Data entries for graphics
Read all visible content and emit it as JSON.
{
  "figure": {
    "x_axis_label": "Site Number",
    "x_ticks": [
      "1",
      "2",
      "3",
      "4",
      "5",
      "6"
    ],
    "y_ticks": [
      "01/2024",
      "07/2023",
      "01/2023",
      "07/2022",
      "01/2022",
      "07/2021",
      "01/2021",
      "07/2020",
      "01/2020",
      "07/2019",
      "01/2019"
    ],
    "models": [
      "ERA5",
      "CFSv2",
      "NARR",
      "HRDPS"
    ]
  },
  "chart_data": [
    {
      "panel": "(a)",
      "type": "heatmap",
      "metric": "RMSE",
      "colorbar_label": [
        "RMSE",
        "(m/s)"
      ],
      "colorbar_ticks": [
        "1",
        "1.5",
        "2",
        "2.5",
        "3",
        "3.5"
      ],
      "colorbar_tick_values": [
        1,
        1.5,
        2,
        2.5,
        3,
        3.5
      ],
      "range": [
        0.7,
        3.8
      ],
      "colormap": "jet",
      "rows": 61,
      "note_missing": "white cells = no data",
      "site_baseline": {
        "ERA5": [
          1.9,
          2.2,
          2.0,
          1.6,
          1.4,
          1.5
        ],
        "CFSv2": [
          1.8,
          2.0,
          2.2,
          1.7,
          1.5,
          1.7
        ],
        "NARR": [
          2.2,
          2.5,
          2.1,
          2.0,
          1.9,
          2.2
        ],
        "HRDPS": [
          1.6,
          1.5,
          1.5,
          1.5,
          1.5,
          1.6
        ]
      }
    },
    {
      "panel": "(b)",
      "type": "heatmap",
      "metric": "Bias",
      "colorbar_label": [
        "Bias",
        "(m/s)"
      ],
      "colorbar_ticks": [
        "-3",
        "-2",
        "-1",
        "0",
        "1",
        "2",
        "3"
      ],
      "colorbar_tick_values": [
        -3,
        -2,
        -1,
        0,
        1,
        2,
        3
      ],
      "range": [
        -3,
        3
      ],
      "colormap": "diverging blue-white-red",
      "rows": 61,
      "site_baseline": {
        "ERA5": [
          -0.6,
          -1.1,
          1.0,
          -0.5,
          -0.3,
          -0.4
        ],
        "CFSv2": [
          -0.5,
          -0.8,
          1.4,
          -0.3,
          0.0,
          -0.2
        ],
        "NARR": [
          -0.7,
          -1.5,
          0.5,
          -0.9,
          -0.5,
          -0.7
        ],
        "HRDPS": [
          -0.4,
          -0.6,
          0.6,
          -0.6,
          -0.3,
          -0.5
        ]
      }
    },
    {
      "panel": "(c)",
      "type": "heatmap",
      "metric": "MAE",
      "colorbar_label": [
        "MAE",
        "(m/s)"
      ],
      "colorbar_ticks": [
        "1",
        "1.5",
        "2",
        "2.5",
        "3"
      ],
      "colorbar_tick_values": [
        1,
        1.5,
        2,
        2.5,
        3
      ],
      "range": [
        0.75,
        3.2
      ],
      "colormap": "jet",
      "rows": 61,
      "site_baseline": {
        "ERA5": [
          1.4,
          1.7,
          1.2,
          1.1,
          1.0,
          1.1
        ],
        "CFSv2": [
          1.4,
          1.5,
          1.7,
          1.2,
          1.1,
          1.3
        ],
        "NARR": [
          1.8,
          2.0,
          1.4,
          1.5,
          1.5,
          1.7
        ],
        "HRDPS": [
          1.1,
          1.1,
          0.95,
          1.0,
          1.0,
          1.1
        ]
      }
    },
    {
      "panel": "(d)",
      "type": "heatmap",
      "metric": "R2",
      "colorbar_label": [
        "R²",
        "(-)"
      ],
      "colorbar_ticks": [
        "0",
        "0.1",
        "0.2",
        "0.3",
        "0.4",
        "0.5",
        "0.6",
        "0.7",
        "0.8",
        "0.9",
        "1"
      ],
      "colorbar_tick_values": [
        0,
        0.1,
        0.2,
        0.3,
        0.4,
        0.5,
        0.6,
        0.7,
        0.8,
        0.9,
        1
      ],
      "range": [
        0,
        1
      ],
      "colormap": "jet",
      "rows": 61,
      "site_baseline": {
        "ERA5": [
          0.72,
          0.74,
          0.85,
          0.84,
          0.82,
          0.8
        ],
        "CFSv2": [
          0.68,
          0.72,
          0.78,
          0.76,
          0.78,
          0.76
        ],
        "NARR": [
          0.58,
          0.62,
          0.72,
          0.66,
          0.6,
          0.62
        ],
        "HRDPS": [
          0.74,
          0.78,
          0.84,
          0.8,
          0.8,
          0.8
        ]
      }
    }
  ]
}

* Task goal: The response should be a verbatim transcription of the data.

* Output of the exercise:
Read all visible content and emit it as JSON.
{
  "figure": {
    "x_axis_label": "Site Number",
    "x_ticks": [
      "1",
      "2",
      "3",
      "4",
      "5",
      "6"
    ],
    "y_ticks": [
      "01/2024",
      "07/2023",
      "01/2023",
      "07/2022",
      "01/2022",
      "07/2021",
      "01/2021",
      "07/2020",
      "01/2020",
      "07/2019",
      "01/2019"
    ],
    "models": [
      "ERA5",
      "CFSv2",
      "NARR",
      "HRDPS"
    ]
  },
  "chart_data": [
    {
      "panel": "(a)",
      "type": "heatmap",
      "metric": "RMSE",
      "colorbar_label": [
        "RMSE",
        "(m/s)"
      ],
      "colorbar_ticks": [
        "1",
        "1.5",
        "2",
        "2.5",
        "3",
        "3.5"
      ],
      "colorbar_tick_values": [
        1,
        1.5,
        2,
        2.5,
        3,
        3.5
      ],
      "range": [
        0.7,
        3.8
      ],
      "colormap": "jet",
      "rows": 61,
      "note_missing": "white cells = no data",
      "site_baseline": {
        "ERA5": [
          1.9,
          2.2,
          2.0,
          1.6,
          1.4,
          1.5
        ],
        "CFSv2": [
          1.8,
          2.0,
          2.2,
          1.7,
          1.5,
          1.7
        ],
        "NARR": [
          2.2,
          2.5,
          2.1,
          2.0,
          1.9,
          2.2
        ],
        "HRDPS": [
          1.6,
          1.5,
          1.5,
          1.5,
          1.5,
          1.6
        ]
      }
    },
    {
      "panel": "(b)",
      "type": "heatmap",
      "metric": "Bias",
      "colorbar_label": [
        "Bias",
        "(m/s)"
      ],
      "colorbar_ticks": [
        "-3",
        "-2",
        "-1",
        "0",
        "1",
        "2",
        "3"
      ],
      "colorbar_tick_values": [
        -3,
        -2,
        -1,
        0,
        1,
        2,
        3
      ],
      "range": [
        -3,
        3
      ],
      "colormap": "diverging blue-white-red",
      "rows": 61,
      "site_baseline": {
        "ERA5": [
          -0.6,
          -1.1,
          1.0,
          -0.5,
          -0.3,
          -0.4
        ],
        "CFSv2": [
          -0.5,
          -0.8,
          1.4,
          -0.3,
          0.0,
          -0.2
        ],
        "NARR": [
          -0.7,
          -1.5,
          0.5,
          -0.9,
          -0.5,
          -0.7
        ],
        "HRDPS": [
          -0.4,
          -0.6,
          0.6,
          -0.6,
          -0.3,
          -0.5
        ]
      }
    },
    {
      "panel": "(c)",
      "type": "heatmap",
      "metric": "MAE",
      "colorbar_label": [
        "MAE",
        "(m/s)"
      ],
      "colorbar_ticks": [
        "1",
        "1.5",
        "2",
        "2.5",
        "3"
      ],
      "colorbar_tick_values": [
        1,
        1.5,
        2,
        2.5,
        3
      ],
      "range": [
        0.75,
        3.2
      ],
      "colormap": "jet",
      "rows": 61,
      "site_baseline": {
        "ERA5": [
          1.4,
          1.7,
          1.2,
          1.1,
          1.0,
          1.1
        ],
        "CFSv2": [
          1.4,
          1.5,
          1.7,
          1.2,
          1.1,
          1.3
        ],
        "NARR": [
          1.8,
          2.0,
          1.4,
          1.5,
          1.5,
          1.7
        ],
        "HRDPS": [
          1.1,
          1.1,
          0.95,
          1.0,
          1.0,
          1.1
        ]
      }
    },
    {
      "panel": "(d)",
      "type": "heatmap",
      "metric": "R2",
      "colorbar_label": [
        "R²",
        "(-)"
      ],
      "colorbar_ticks": [
        "0",
        "0.1",
        "0.2",
        "0.3",
        "0.4",
        "0.5",
        "0.6",
        "0.7",
        "0.8",
        "0.9",
        "1"
      ],
      "colorbar_tick_values": [
        0,
        0.1,
        0.2,
        0.3,
        0.4,
        0.5,
        0.6,
        0.7,
        0.8,
        0.9,
        1
      ],
      "range": [
        0,
        1
      ],
      "colormap": "jet",
      "rows": 61,
      "site_baseline": {
        "ERA5": [
          0.72,
          0.74,
          0.85,
          0.84,
          0.82,
          0.8
        ],
        "CFSv2": [
          0.68,
          0.72,
          0.78,
          0.76,
          0.78,
          0.76
        ],
        "NARR": [
          0.58,
          0.62,
          0.72,
          0.66,
          0.6,
          0.62
        ],
        "HRDPS": [
          0.74,
          0.78,
          0.84,
          0.8,
          0.8,
          0.8
        ]
      }
    }
  ]
}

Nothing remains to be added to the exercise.